* begin *

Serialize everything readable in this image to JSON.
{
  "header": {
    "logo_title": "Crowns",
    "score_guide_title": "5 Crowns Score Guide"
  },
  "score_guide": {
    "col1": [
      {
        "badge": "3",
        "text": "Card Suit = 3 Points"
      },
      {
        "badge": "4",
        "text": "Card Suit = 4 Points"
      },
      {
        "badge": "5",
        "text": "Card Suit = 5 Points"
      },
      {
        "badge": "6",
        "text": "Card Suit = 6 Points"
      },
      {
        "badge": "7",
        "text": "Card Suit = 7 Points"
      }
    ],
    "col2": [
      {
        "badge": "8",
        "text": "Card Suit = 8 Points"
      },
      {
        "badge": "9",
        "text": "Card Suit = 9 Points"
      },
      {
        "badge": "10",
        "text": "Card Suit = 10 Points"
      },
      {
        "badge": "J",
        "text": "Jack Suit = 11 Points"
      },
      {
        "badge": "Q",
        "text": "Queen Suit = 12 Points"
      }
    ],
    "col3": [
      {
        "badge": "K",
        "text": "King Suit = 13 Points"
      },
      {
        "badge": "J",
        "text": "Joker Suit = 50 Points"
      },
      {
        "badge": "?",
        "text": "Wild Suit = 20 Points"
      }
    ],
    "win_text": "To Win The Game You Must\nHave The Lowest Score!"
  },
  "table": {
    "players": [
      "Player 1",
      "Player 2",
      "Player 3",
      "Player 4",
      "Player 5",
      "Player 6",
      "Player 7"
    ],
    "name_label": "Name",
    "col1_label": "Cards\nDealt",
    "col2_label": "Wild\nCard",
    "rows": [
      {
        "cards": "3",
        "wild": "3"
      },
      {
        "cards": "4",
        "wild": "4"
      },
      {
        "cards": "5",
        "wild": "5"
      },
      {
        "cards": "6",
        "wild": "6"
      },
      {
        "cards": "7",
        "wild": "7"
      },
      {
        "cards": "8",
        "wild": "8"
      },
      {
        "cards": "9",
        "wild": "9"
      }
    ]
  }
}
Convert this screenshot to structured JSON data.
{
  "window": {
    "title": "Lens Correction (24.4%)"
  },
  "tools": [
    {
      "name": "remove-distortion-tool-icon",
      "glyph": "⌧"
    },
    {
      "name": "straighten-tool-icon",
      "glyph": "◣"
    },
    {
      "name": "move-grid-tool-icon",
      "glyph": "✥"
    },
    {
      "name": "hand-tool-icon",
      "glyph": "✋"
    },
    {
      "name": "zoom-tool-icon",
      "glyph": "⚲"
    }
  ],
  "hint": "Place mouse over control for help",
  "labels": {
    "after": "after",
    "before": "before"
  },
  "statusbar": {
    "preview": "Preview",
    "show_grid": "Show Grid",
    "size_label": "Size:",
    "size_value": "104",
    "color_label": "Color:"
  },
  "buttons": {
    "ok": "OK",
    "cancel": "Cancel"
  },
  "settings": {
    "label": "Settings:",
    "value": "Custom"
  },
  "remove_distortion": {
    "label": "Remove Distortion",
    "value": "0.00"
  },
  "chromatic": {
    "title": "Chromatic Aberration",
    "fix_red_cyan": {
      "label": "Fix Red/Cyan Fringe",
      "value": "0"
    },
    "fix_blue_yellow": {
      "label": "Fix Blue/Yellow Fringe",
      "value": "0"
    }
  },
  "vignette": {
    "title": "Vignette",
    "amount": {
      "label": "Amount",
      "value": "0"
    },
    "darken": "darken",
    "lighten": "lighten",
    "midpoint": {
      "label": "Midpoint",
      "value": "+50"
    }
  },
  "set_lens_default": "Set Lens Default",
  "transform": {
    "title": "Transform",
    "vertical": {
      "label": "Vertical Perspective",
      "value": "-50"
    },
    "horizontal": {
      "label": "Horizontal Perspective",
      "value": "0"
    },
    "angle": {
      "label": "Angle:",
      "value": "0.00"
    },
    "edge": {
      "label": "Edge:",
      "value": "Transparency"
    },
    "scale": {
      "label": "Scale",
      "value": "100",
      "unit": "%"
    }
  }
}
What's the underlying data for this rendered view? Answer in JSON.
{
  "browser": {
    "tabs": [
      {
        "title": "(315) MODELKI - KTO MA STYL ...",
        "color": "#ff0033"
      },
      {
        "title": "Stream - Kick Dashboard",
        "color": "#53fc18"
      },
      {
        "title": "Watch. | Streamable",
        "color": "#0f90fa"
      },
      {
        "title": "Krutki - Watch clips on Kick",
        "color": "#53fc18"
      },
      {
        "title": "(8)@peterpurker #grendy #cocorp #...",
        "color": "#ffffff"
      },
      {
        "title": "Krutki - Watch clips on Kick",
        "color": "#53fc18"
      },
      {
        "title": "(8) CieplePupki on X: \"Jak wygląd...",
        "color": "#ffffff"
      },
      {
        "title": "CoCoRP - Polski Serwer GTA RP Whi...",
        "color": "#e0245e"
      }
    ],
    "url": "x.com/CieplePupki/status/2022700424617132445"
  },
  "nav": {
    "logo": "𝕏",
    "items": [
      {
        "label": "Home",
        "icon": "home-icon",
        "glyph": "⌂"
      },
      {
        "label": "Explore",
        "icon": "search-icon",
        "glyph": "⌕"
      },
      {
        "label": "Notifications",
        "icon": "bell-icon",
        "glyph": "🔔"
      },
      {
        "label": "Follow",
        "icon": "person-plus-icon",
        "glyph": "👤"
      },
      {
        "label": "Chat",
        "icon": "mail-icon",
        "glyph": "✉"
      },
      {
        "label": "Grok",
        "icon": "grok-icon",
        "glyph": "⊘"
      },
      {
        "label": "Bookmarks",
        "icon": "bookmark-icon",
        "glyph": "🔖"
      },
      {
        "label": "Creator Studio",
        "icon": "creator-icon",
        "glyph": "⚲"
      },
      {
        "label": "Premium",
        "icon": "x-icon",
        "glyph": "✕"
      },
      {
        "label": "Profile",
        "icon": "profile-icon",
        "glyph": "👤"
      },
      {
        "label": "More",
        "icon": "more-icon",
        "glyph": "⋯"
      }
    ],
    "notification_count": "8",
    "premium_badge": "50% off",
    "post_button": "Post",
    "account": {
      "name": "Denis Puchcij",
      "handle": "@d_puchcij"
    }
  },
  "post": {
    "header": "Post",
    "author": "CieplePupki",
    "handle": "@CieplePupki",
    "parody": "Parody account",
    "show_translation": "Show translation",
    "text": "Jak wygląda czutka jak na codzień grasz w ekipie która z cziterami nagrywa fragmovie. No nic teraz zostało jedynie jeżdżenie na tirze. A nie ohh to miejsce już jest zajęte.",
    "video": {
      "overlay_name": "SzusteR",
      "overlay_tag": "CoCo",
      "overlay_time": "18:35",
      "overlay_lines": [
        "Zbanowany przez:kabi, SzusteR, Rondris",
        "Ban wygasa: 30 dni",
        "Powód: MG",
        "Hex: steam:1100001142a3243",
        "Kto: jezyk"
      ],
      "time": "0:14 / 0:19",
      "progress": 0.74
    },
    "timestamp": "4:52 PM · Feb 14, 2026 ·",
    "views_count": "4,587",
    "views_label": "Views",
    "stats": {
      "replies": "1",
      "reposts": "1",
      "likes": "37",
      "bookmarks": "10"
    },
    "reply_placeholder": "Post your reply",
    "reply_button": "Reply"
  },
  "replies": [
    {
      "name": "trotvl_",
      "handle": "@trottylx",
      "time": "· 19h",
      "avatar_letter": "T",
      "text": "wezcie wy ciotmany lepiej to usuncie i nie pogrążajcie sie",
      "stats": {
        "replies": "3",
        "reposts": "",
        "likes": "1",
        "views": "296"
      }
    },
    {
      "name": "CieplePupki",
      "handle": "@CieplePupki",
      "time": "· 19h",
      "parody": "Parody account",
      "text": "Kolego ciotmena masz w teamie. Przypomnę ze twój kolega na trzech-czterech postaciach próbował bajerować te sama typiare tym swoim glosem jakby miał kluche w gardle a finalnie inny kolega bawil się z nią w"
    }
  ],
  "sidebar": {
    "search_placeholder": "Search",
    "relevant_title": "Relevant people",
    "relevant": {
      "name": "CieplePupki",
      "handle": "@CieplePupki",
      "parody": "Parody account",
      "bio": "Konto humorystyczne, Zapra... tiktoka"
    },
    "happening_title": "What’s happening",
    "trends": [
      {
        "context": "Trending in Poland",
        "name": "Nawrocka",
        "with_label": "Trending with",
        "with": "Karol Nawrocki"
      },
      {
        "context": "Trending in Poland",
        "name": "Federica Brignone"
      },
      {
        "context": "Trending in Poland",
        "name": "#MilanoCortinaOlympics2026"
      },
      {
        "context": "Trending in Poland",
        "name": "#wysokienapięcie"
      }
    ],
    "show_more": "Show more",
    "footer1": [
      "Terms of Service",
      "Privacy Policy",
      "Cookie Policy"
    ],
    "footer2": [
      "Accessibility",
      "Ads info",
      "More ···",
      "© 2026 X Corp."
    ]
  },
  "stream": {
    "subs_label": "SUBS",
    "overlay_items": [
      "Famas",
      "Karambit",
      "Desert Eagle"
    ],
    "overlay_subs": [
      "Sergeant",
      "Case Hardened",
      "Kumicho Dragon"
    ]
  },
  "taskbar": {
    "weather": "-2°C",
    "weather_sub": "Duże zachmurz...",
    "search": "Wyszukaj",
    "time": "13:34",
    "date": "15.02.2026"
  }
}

* end *

▶ _REQUIRED TASK_:
Locate each line containing the string "Fringe" and show it.

▶ _RESPONSE BELOW_:
      "label": "Fix Red/Cyan Fringe",
      "label": "Fix Blue/Yellow Fringe",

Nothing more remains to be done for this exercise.